Repeat every record below exactly, but leave out any pictures.
======== Excerpted data ========
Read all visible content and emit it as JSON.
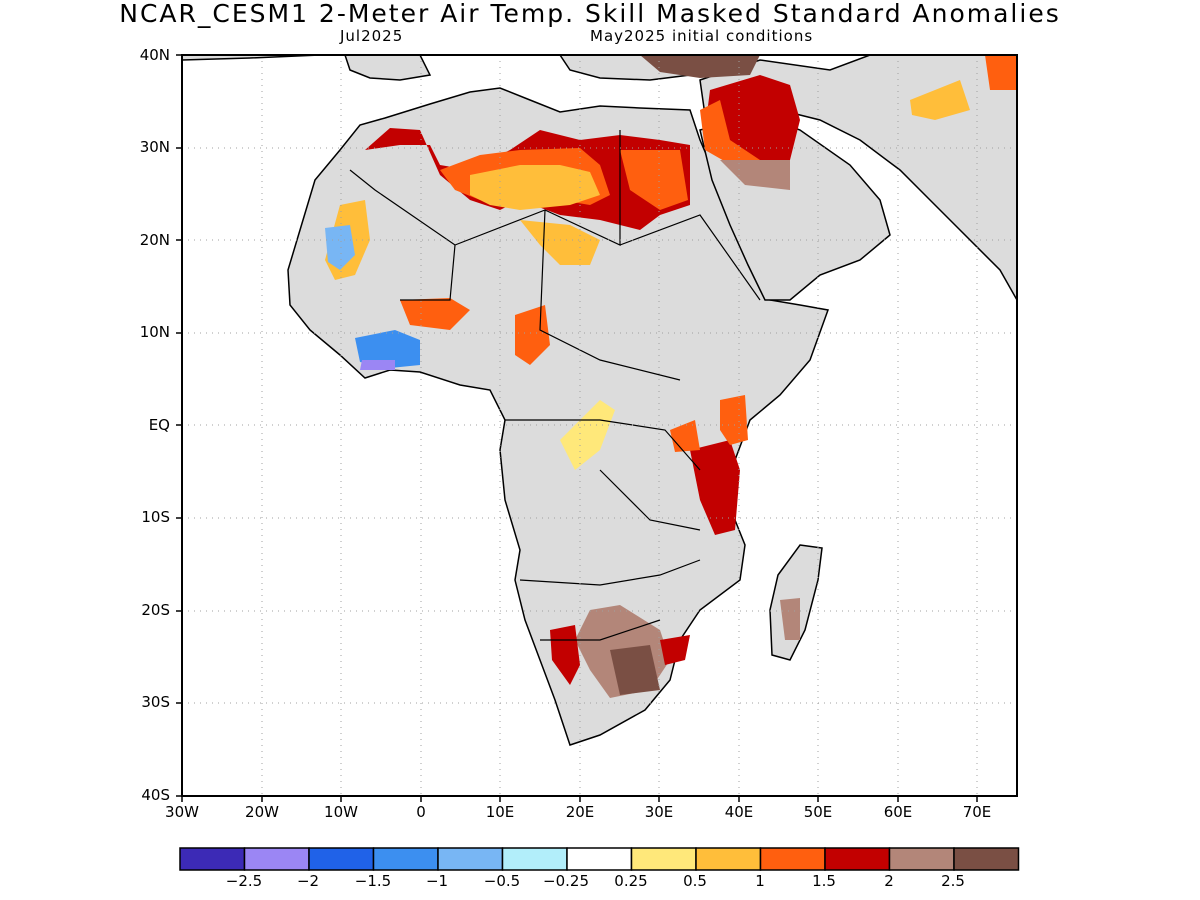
{
  "title": "NCAR_CESM1 2-Meter Air Temp. Skill Masked Standard Anomalies",
  "subtitle_left": "Jul2025",
  "subtitle_right": "May2025 initial conditions",
  "lat_labels": [
    "40N",
    "30N",
    "20N",
    "10N",
    "EQ",
    "10S",
    "20S",
    "30S",
    "40S"
  ],
  "lon_labels": [
    "30W",
    "20W",
    "10W",
    "0",
    "10E",
    "20E",
    "30E",
    "40E",
    "50E",
    "60E",
    "70E"
  ],
  "colorbar": {
    "colors": [
      "#3c2ab6",
      "#9b86f4",
      "#2062e8",
      "#3c8ff0",
      "#78b6f4",
      "#b2eefa",
      "#ffffff",
      "#ffe87a",
      "#ffbe3a",
      "#ff5f0f",
      "#c20000",
      "#b38679",
      "#7a4f44"
    ],
    "labels": [
      "−2.5",
      "−2",
      "−1.5",
      "−1",
      "−0.5",
      "−0.25",
      "0.25",
      "0.5",
      "1",
      "1.5",
      "2",
      "2.5"
    ]
  },
  "colors": {
    "land": "#dcdcdc",
    "ocean": "#ffffff",
    "grid": "#a0a0a0",
    "coast": "#000000"
  }
}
========
- Output of the exercise -
Read all visible content and emit it as JSON.
{
  "title": "NCAR_CESM1 2-Meter Air Temp. Skill Masked Standard Anomalies",
  "subtitle_left": "Jul2025",
  "subtitle_right": "May2025 initial conditions",
  "lat_labels": [
    "40N",
    "30N",
    "20N",
    "10N",
    "EQ",
    "10S",
    "20S",
    "30S",
    "40S"
  ],
  "lon_labels": [
    "30W",
    "20W",
    "10W",
    "0",
    "10E",
    "20E",
    "30E",
    "40E",
    "50E",
    "60E",
    "70E"
  ],
  "colorbar": {
    "colors": [
      "#3c2ab6",
      "#9b86f4",
      "#2062e8",
      "#3c8ff0",
      "#78b6f4",
      "#b2eefa",
      "#ffffff",
      "#ffe87a",
      "#ffbe3a",
      "#ff5f0f",
      "#c20000",
      "#b38679",
      "#7a4f44"
    ],
    "labels": [
      "−2.5",
      "−2",
      "−1.5",
      "−1",
      "−0.5",
      "−0.25",
      "0.25",
      "0.5",
      "1",
      "1.5",
      "2",
      "2.5"
    ]
  },
  "colors": {
    "land": "#dcdcdc",
    "ocean": "#ffffff",
    "grid": "#a0a0a0",
    "coast": "#000000"
  }
}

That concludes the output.